=== Description of the task ===
"lower" appears in how many lines of the entries? State only the number.

=== Source data ===
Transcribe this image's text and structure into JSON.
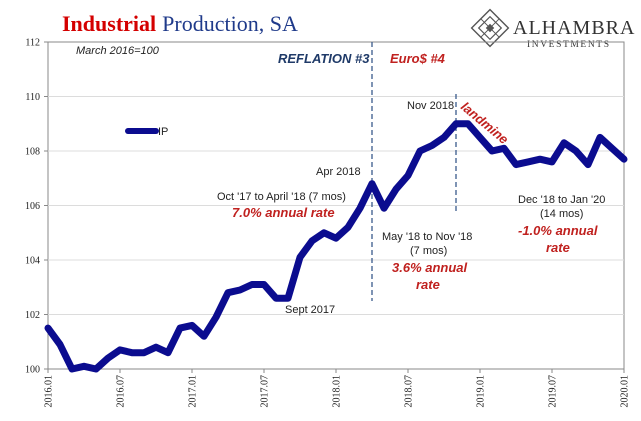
{
  "title_part1": "Industrial",
  "title_part2": "Production, SA",
  "logo": {
    "name": "ALHAMBRA",
    "sub": "INVESTMENTS"
  },
  "colors": {
    "line": "#0b0c8f",
    "title_accent": "#d40000",
    "title_main": "#1f3a8a",
    "annotation_red": "#c0211f",
    "annotation_blue": "#1f3a68",
    "dashed": "#3a5a8c"
  },
  "chart_data": {
    "type": "line",
    "title": "Industrial Production, SA",
    "subtitle": "March 2016=100",
    "x_ticks": [
      "2016.01",
      "2016.07",
      "2017.01",
      "2017.07",
      "2018.01",
      "2018.07",
      "2019.01",
      "2019.07",
      "2020.01"
    ],
    "y_ticks": [
      "100",
      "102",
      "104",
      "106",
      "108",
      "110",
      "112"
    ],
    "ylim": [
      100,
      112
    ],
    "legend": {
      "label": "IP",
      "position": "left"
    },
    "grid": "horizontal",
    "series": [
      {
        "name": "IP",
        "x": [
          "2016-01",
          "2016-02",
          "2016-03",
          "2016-04",
          "2016-05",
          "2016-06",
          "2016-07",
          "2016-08",
          "2016-09",
          "2016-10",
          "2016-11",
          "2016-12",
          "2017-01",
          "2017-02",
          "2017-03",
          "2017-04",
          "2017-05",
          "2017-06",
          "2017-07",
          "2017-08",
          "2017-09",
          "2017-10",
          "2017-11",
          "2017-12",
          "2018-01",
          "2018-02",
          "2018-03",
          "2018-04",
          "2018-05",
          "2018-06",
          "2018-07",
          "2018-08",
          "2018-09",
          "2018-10",
          "2018-11",
          "2018-12",
          "2019-01",
          "2019-02",
          "2019-03",
          "2019-04",
          "2019-05",
          "2019-06",
          "2019-07",
          "2019-08",
          "2019-09",
          "2019-10",
          "2019-11",
          "2019-12",
          "2020-01"
        ],
        "values": [
          101.5,
          100.9,
          100.0,
          100.1,
          100.0,
          100.4,
          100.7,
          100.6,
          100.6,
          100.8,
          100.6,
          101.5,
          101.6,
          101.2,
          101.9,
          102.8,
          102.9,
          103.1,
          103.1,
          102.6,
          102.6,
          104.1,
          104.7,
          105.0,
          104.8,
          105.2,
          105.9,
          106.8,
          105.9,
          106.6,
          107.1,
          108.0,
          108.2,
          108.5,
          109.0,
          109.0,
          108.5,
          108.0,
          108.1,
          107.5,
          107.6,
          107.7,
          107.6,
          108.3,
          108.0,
          107.5,
          108.5,
          108.1,
          107.7
        ]
      }
    ],
    "annotations": {
      "reflation": "REFLATION #3",
      "euro": "Euro$ #4",
      "apr2018": "Apr 2018",
      "nov2018": "Nov 2018",
      "landmine": "landmine",
      "sept2017": "Sept 2017",
      "oct_apr_period": "Oct '17 to April '18 (7 mos)",
      "oct_apr_rate": "7.0% annual rate",
      "may_nov_period_1": "May '18 to Nov '18",
      "may_nov_period_2": "(7 mos)",
      "may_nov_rate_1": "3.6% annual",
      "may_nov_rate_2": "rate",
      "dec_jan_period_1": "Dec '18 to Jan '20",
      "dec_jan_period_2": "(14 mos)",
      "dec_jan_rate_1": "-1.0% annual",
      "dec_jan_rate_2": "rate"
    },
    "reference_lines": [
      "2018-04",
      "2018-11"
    ]
  }
}
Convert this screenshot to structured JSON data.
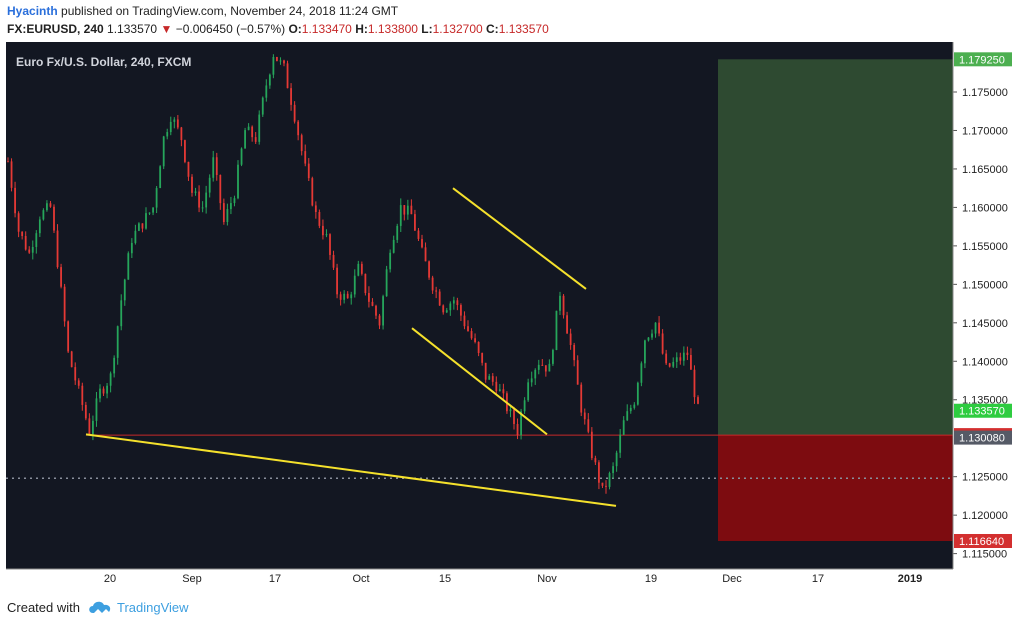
{
  "header": {
    "author": "Hyacinth",
    "published_text": " published on TradingView.com, November 24, 2018 11:24 GMT",
    "symbol": "FX:EURUSD, 240",
    "price": "1.133570",
    "change": "−0.006450 (−0.57%)",
    "open_label": "O:",
    "open": "1.133470",
    "high_label": "H:",
    "high": "1.133800",
    "low_label": "L:",
    "low": "1.132700",
    "close_label": "C:",
    "close": "1.133570"
  },
  "footer": {
    "created_with": "Created with",
    "brand": "TradingView"
  },
  "colors": {
    "background": "#131722",
    "up": "#26a65b",
    "down": "#e53935",
    "pattern_lines": "#f5e12c",
    "profit_zone": "#2e4a31",
    "loss_zone": "#7d0c10",
    "support_line": "#c62828"
  },
  "chart_data": {
    "type": "candlestick",
    "title": "Euro Fx/U.S. Dollar, 240, FXCM",
    "x_ticks": [
      "20",
      "Sep",
      "17",
      "Oct",
      "15",
      "Nov",
      "19",
      "Dec",
      "17",
      "2019"
    ],
    "y_ticks": [
      "1.175000",
      "1.170000",
      "1.165000",
      "1.160000",
      "1.155000",
      "1.150000",
      "1.145000",
      "1.140000",
      "1.135000",
      "1.125000",
      "1.120000",
      "1.115000"
    ],
    "ylim": [
      1.113,
      1.1815
    ],
    "price_path": [
      [
        0,
        1.166
      ],
      [
        3,
        1.157
      ],
      [
        6,
        1.154
      ],
      [
        9,
        1.159
      ],
      [
        12,
        1.16
      ],
      [
        14,
        1.153
      ],
      [
        17,
        1.141
      ],
      [
        20,
        1.136
      ],
      [
        23,
        1.131
      ],
      [
        26,
        1.136
      ],
      [
        29,
        1.138
      ],
      [
        32,
        1.148
      ],
      [
        35,
        1.156
      ],
      [
        38,
        1.158
      ],
      [
        41,
        1.16
      ],
      [
        44,
        1.169
      ],
      [
        46,
        1.172
      ],
      [
        49,
        1.169
      ],
      [
        52,
        1.162
      ],
      [
        55,
        1.16
      ],
      [
        58,
        1.166
      ],
      [
        61,
        1.158
      ],
      [
        64,
        1.162
      ],
      [
        67,
        1.17
      ],
      [
        70,
        1.169
      ],
      [
        73,
        1.176
      ],
      [
        75,
        1.18
      ],
      [
        78,
        1.178
      ],
      [
        81,
        1.172
      ],
      [
        84,
        1.165
      ],
      [
        87,
        1.159
      ],
      [
        90,
        1.156
      ],
      [
        93,
        1.149
      ],
      [
        96,
        1.148
      ],
      [
        99,
        1.152
      ],
      [
        102,
        1.148
      ],
      [
        105,
        1.145
      ],
      [
        108,
        1.155
      ],
      [
        111,
        1.16
      ],
      [
        114,
        1.159
      ],
      [
        117,
        1.154
      ],
      [
        120,
        1.15
      ],
      [
        123,
        1.147
      ],
      [
        126,
        1.148
      ],
      [
        129,
        1.145
      ],
      [
        132,
        1.142
      ],
      [
        135,
        1.138
      ],
      [
        138,
        1.137
      ],
      [
        141,
        1.134
      ],
      [
        144,
        1.131
      ],
      [
        147,
        1.138
      ],
      [
        150,
        1.14
      ],
      [
        153,
        1.139
      ],
      [
        156,
        1.149
      ],
      [
        159,
        1.142
      ],
      [
        162,
        1.134
      ],
      [
        165,
        1.128
      ],
      [
        168,
        1.123
      ],
      [
        171,
        1.126
      ],
      [
        174,
        1.132
      ],
      [
        177,
        1.135
      ],
      [
        180,
        1.143
      ],
      [
        183,
        1.145
      ],
      [
        186,
        1.139
      ],
      [
        189,
        1.14
      ],
      [
        192,
        1.141
      ],
      [
        195,
        1.1336
      ]
    ],
    "levels": {
      "current_price": "1.133570",
      "entry": "1.130404",
      "stop": "1.130080",
      "target": "1.179250",
      "stop_loss_low": "1.116640",
      "dotted_support": 1.1248
    },
    "pattern_lines": [
      {
        "from": [
          1.1305,
          "Aug 17"
        ],
        "to": [
          1.1212,
          "Nov 13"
        ],
        "label": "lower support"
      },
      {
        "from": [
          1.1625,
          "Oct 15"
        ],
        "to": [
          1.1494,
          "Nov 7"
        ],
        "label": "wedge upper"
      },
      {
        "from": [
          1.1443,
          "Oct 10"
        ],
        "to": [
          1.1305,
          "Nov 1"
        ],
        "label": "wedge lower"
      }
    ]
  }
}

=== Written answer ===
2